- Problem requirements: Give only a count of the lines that include the string "times".

- Records for the task:
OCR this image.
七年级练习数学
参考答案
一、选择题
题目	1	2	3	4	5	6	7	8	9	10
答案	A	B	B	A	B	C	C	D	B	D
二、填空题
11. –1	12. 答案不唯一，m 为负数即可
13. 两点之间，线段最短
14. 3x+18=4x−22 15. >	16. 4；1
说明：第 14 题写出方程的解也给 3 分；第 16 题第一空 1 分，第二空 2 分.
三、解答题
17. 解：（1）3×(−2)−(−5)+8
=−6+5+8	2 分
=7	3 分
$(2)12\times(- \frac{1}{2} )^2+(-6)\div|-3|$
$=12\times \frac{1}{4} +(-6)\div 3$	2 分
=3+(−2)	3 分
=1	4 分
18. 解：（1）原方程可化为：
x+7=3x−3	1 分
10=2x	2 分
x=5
---
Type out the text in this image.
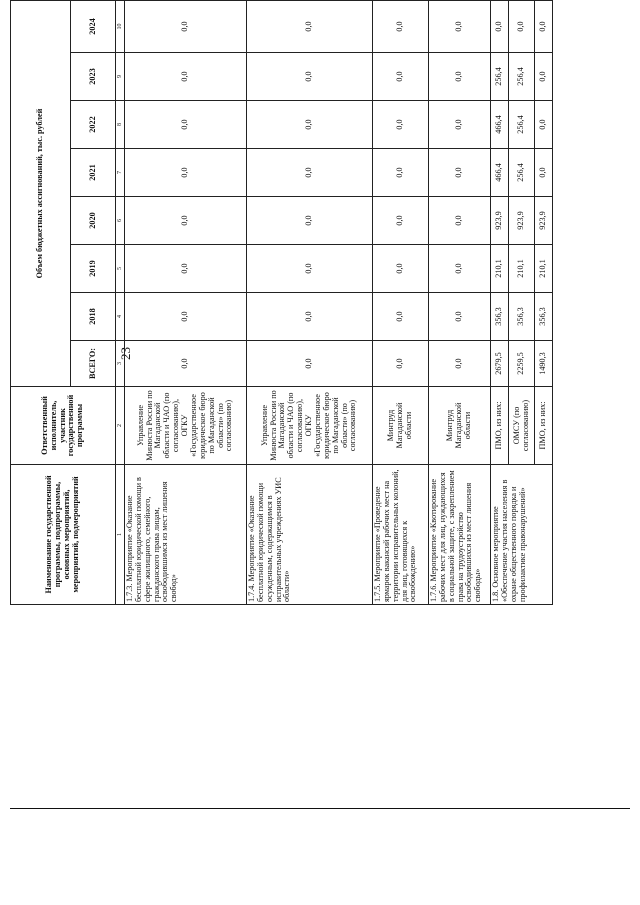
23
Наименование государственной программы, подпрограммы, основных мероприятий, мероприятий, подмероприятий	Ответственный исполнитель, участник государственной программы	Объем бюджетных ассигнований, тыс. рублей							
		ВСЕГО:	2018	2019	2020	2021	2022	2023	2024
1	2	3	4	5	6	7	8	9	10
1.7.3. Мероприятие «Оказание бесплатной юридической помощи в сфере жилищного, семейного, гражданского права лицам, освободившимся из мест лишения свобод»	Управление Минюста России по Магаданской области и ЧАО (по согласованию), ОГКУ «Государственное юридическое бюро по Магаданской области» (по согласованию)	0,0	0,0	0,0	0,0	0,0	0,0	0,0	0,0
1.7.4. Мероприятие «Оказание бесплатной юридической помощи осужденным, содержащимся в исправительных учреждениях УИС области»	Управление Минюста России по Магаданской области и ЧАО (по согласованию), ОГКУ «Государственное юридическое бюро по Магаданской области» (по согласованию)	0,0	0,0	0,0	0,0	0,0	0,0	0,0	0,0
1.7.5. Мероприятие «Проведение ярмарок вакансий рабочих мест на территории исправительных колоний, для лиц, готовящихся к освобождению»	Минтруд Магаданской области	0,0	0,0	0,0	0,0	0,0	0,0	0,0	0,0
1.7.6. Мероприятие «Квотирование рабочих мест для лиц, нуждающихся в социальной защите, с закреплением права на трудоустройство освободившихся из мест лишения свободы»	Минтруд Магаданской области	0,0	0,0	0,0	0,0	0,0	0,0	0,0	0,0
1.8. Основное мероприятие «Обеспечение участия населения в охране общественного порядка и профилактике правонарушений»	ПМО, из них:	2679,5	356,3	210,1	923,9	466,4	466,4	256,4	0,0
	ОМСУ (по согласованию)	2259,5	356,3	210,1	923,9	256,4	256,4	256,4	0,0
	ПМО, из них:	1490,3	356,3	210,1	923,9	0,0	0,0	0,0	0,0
...
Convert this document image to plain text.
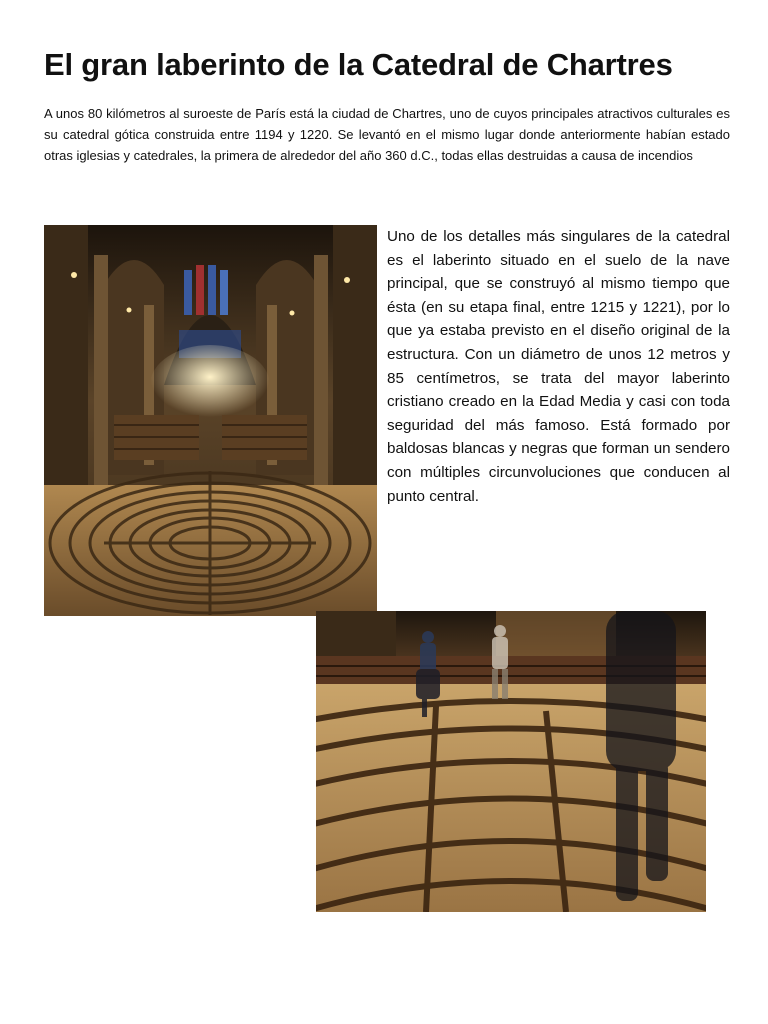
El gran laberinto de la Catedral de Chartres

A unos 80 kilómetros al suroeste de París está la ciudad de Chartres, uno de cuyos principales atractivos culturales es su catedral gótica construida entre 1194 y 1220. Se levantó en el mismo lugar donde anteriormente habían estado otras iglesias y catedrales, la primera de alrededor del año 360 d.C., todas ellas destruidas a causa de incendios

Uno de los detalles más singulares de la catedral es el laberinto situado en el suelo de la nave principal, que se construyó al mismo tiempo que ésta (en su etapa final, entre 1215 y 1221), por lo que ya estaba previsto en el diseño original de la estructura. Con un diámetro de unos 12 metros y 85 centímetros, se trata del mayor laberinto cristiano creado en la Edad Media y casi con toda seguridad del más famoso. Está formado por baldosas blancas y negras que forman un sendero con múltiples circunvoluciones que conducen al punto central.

- Result below: 2